* **WHAT IS BEING ASKED**: Your task is to write out the complete listing exactly as it is shown.

[Data excerpts]
-*-

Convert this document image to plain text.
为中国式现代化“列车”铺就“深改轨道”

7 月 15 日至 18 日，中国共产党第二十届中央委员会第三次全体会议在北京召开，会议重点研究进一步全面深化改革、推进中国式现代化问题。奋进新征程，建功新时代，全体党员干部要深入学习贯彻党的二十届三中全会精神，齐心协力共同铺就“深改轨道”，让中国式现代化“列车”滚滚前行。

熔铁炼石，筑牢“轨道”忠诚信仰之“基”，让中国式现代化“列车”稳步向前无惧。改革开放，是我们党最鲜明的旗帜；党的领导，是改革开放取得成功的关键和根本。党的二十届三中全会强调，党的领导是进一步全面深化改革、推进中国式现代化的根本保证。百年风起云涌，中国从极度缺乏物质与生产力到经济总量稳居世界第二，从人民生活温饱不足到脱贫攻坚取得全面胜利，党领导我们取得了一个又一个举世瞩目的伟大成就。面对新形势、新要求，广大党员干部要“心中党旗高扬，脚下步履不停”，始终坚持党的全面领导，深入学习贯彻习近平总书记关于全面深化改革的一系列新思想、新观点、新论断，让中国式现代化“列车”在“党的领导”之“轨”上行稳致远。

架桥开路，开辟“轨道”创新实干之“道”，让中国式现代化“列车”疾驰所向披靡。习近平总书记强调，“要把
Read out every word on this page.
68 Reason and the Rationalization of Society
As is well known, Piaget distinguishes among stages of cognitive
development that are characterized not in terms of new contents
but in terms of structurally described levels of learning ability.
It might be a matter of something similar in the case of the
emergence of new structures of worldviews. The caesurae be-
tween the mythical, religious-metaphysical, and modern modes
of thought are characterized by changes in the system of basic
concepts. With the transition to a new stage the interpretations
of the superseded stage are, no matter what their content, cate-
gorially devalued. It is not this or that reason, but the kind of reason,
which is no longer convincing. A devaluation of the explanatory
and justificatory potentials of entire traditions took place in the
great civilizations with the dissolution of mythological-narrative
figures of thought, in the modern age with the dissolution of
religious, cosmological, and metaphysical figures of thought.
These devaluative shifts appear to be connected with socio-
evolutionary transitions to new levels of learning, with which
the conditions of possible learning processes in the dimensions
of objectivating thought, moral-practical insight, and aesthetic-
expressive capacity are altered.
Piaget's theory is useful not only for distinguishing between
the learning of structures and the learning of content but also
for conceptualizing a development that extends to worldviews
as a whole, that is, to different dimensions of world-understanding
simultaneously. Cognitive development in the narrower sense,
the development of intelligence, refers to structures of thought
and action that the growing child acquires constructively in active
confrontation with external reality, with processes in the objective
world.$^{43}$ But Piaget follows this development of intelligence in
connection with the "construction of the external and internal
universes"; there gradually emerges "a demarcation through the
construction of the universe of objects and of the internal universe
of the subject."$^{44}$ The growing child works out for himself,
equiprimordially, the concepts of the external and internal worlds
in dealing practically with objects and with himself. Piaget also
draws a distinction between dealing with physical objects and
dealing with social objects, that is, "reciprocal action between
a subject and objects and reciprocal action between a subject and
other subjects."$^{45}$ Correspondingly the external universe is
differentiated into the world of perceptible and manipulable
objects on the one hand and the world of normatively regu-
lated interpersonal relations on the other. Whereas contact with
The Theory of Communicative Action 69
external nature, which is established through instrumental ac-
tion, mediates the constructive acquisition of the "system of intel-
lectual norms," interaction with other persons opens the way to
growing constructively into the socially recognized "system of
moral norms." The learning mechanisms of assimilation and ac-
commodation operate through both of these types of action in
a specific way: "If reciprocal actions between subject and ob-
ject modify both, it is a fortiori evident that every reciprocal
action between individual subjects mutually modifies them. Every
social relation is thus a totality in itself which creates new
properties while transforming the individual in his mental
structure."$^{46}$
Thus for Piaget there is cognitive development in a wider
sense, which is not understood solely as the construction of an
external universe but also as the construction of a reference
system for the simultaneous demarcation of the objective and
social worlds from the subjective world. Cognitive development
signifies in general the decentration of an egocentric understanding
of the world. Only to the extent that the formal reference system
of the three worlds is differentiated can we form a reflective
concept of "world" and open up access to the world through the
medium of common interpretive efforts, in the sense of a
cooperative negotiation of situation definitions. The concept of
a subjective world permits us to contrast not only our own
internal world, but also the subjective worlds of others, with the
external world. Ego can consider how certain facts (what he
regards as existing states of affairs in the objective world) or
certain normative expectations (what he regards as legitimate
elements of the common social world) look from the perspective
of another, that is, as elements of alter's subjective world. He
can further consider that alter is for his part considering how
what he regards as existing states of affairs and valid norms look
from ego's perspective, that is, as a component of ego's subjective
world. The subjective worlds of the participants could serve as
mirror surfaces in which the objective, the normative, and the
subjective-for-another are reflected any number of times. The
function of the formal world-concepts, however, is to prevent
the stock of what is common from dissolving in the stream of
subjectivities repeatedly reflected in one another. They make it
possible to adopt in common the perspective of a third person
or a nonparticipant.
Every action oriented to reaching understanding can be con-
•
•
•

-*-

* **REPLY**:
Convert this document image to plain text.
为中国式现代化“列车”铺就“深改轨道”

7 月 15 日至 18 日，中国共产党第二十届中央委员会第三次全体会议在北京召开，会议重点研究进一步全面深化改革、推进中国式现代化问题。奋进新征程，建功新时代，全体党员干部要深入学习贯彻党的二十届三中全会精神，齐心协力共同铺就“深改轨道”，让中国式现代化“列车”滚滚前行。

熔铁炼石，筑牢“轨道”忠诚信仰之“基”，让中国式现代化“列车”稳步向前无惧。改革开放，是我们党最鲜明的旗帜；党的领导，是改革开放取得成功的关键和根本。党的二十届三中全会强调，党的领导是进一步全面深化改革、推进中国式现代化的根本保证。百年风起云涌，中国从极度缺乏物质与生产力到经济总量稳居世界第二，从人民生活温饱不足到脱贫攻坚取得全面胜利，党领导我们取得了一个又一个举世瞩目的伟大成就。面对新形势、新要求，广大党员干部要“心中党旗高扬，脚下步履不停”，始终坚持党的全面领导，深入学习贯彻习近平总书记关于全面深化改革的一系列新思想、新观点、新论断，让中国式现代化“列车”在“党的领导”之“轨”上行稳致远。

架桥开路，开辟“轨道”创新实干之“道”，让中国式现代化“列车”疾驰所向披靡。习近平总书记强调，“要把
Read out every word on this page.
68 Reason and the Rationalization of Society
As is well known, Piaget distinguishes among stages of cognitive
development that are characterized not in terms of new contents
but in terms of structurally described levels of learning ability.
It might be a matter of something similar in the case of the
emergence of new structures of worldviews. The caesurae be-
tween the mythical, religious-metaphysical, and modern modes
of thought are characterized by changes in the system of basic
concepts. With the transition to a new stage the interpretations
of the superseded stage are, no matter what their content, cate-
gorially devalued. It is not this or that reason, but the kind of reason,
which is no longer convincing. A devaluation of the explanatory
and justificatory potentials of entire traditions took place in the
great civilizations with the dissolution of mythological-narrative
figures of thought, in the modern age with the dissolution of
religious, cosmological, and metaphysical figures of thought.
These devaluative shifts appear to be connected with socio-
evolutionary transitions to new levels of learning, with which
the conditions of possible learning processes in the dimensions
of objectivating thought, moral-practical insight, and aesthetic-
expressive capacity are altered.
Piaget's theory is useful not only for distinguishing between
the learning of structures and the learning of content but also
for conceptualizing a development that extends to worldviews
as a whole, that is, to different dimensions of world-understanding
simultaneously. Cognitive development in the narrower sense,
the development of intelligence, refers to structures of thought
and action that the growing child acquires constructively in active
confrontation with external reality, with processes in the objective
world.$^{43}$ But Piaget follows this development of intelligence in
connection with the "construction of the external and internal
universes"; there gradually emerges "a demarcation through the
construction of the universe of objects and of the internal universe
of the subject."$^{44}$ The growing child works out for himself,
equiprimordially, the concepts of the external and internal worlds
in dealing practically with objects and with himself. Piaget also
draws a distinction between dealing with physical objects and
dealing with social objects, that is, "reciprocal action between
a subject and objects and reciprocal action between a subject and
other subjects."$^{45}$ Correspondingly the external universe is
differentiated into the world of perceptible and manipulable
objects on the one hand and the world of normatively regu-
lated interpersonal relations on the other. Whereas contact with
The Theory of Communicative Action 69
external nature, which is established through instrumental ac-
tion, mediates the constructive acquisition of the "system of intel-
lectual norms," interaction with other persons opens the way to
growing constructively into the socially recognized "system of
moral norms." The learning mechanisms of assimilation and ac-
commodation operate through both of these types of action in
a specific way: "If reciprocal actions between subject and ob-
ject modify both, it is a fortiori evident that every reciprocal
action between individual subjects mutually modifies them. Every
social relation is thus a totality in itself which creates new
properties while transforming the individual in his mental
structure."$^{46}$
Thus for Piaget there is cognitive development in a wider
sense, which is not understood solely as the construction of an
external universe but also as the construction of a reference
system for the simultaneous demarcation of the objective and
social worlds from the subjective world. Cognitive development
signifies in general the decentration of an egocentric understanding
of the world. Only to the extent that the formal reference system
of the three worlds is differentiated can we form a reflective
concept of "world" and open up access to the world through the
medium of common interpretive efforts, in the sense of a
cooperative negotiation of situation definitions. The concept of
a subjective world permits us to contrast not only our own
internal world, but also the subjective worlds of others, with the
external world. Ego can consider how certain facts (what he
regards as existing states of affairs in the objective world) or
certain normative expectations (what he regards as legitimate
elements of the common social world) look from the perspective
of another, that is, as elements of alter's subjective world. He
can further consider that alter is for his part considering how
what he regards as existing states of affairs and valid norms look
from ego's perspective, that is, as a component of ego's subjective
world. The subjective worlds of the participants could serve as
mirror surfaces in which the objective, the normative, and the
subjective-for-another are reflected any number of times. The
function of the formal world-concepts, however, is to prevent
the stock of what is common from dissolving in the stream of
subjectivities repeatedly reflected in one another. They make it
possible to adopt in common the perspective of a third person
or a nonparticipant.
Every action oriented to reaching understanding can be con-
•
•
•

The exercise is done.